**Work to be completed:**
Give the number of lines in this listing that contain "JSON", with no other words.

[Extracts from a graphics dataset]
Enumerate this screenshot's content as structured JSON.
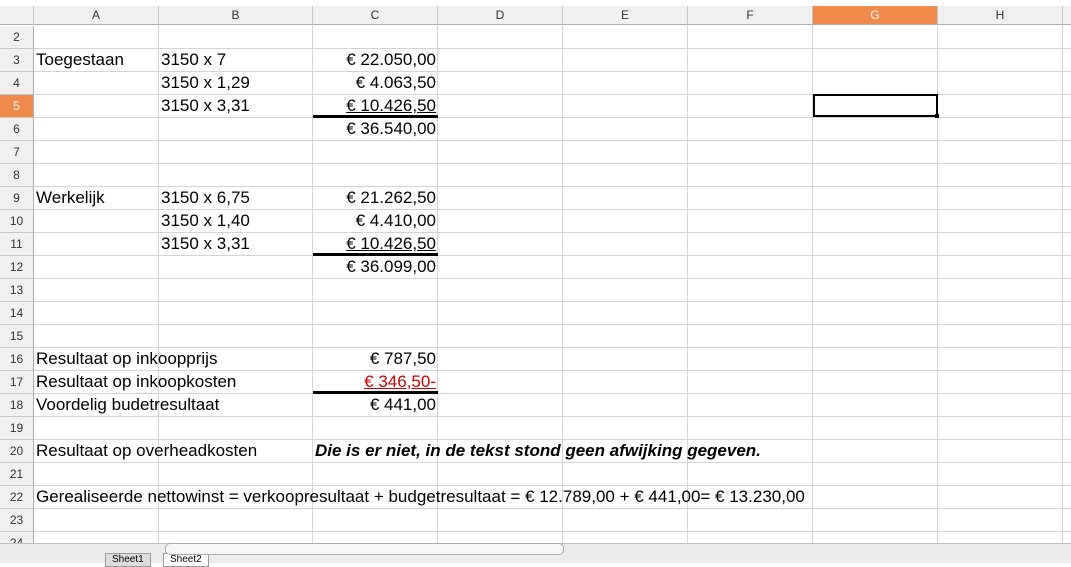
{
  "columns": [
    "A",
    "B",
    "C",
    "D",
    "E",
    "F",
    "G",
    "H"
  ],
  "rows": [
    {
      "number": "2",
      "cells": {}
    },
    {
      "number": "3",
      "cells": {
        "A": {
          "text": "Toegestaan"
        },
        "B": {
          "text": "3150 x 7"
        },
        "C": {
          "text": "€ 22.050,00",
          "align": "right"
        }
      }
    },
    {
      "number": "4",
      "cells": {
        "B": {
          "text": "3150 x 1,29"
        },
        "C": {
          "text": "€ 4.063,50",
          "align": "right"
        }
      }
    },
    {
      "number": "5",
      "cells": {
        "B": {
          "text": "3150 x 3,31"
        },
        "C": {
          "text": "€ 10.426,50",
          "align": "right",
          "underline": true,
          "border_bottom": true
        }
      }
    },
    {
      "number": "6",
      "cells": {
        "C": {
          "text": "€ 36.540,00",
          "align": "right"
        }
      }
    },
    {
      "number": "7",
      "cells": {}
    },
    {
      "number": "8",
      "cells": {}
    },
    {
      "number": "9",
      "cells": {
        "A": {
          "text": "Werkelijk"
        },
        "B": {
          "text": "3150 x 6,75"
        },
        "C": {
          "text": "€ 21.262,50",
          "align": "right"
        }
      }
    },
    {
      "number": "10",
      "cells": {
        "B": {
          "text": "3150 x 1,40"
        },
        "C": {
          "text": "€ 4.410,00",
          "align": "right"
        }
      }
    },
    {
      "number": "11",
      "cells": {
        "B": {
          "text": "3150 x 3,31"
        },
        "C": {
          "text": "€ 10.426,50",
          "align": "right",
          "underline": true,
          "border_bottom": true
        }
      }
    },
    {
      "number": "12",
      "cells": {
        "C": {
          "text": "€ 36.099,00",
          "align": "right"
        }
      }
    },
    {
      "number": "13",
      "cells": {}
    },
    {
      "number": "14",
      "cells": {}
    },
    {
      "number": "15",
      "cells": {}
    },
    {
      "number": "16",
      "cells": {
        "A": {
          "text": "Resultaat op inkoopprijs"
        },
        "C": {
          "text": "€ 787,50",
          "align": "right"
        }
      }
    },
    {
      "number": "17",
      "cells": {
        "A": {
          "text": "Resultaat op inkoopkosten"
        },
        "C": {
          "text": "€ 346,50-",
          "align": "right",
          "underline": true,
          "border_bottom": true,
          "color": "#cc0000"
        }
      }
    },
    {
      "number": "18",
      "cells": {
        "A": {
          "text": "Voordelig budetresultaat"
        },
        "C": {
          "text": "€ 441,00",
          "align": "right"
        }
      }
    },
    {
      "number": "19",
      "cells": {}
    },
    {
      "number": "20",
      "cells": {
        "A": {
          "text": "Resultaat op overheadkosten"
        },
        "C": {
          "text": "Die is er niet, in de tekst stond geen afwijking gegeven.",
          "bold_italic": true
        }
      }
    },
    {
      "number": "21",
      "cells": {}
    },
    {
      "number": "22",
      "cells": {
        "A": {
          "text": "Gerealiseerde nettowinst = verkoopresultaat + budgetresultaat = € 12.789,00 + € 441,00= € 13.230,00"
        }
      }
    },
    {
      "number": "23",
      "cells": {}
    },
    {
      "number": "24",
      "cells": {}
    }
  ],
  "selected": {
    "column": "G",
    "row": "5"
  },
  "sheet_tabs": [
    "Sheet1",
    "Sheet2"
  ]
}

---

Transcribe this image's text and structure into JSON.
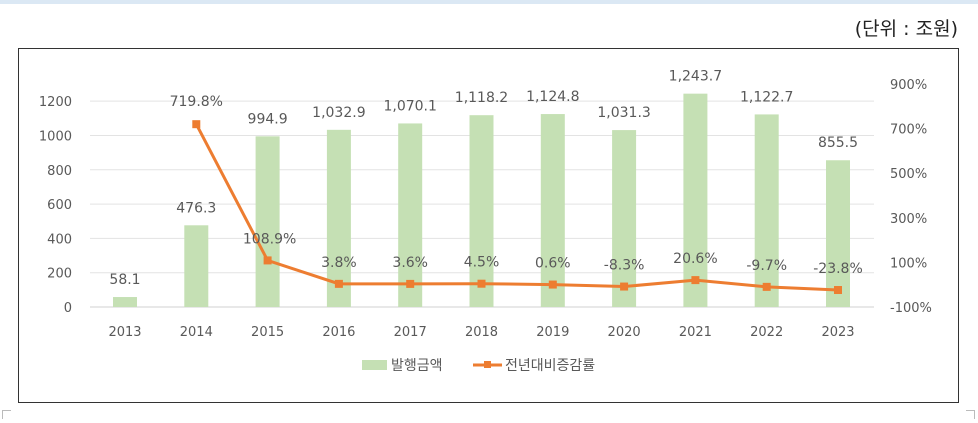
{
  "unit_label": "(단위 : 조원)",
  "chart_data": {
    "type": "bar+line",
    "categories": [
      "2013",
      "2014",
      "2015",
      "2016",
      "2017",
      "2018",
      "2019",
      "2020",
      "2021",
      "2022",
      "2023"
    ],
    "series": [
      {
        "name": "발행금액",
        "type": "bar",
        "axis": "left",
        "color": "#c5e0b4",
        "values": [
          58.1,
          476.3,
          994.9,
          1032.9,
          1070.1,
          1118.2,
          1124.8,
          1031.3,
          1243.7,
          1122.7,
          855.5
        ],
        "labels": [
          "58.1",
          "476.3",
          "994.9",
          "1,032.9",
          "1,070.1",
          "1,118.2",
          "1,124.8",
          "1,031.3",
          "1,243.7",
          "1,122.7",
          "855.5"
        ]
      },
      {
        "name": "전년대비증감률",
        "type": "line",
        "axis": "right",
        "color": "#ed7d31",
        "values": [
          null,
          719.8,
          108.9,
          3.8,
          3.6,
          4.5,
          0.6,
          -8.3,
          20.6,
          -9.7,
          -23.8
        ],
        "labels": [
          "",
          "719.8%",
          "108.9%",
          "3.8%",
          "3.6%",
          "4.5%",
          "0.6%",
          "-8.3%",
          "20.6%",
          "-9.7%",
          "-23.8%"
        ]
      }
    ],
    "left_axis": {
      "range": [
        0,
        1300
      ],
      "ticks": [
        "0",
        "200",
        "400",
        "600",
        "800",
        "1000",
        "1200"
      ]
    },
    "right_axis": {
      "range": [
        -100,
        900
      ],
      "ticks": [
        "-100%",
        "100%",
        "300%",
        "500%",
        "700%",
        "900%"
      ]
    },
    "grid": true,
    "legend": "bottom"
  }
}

**Solution to this problem:**
2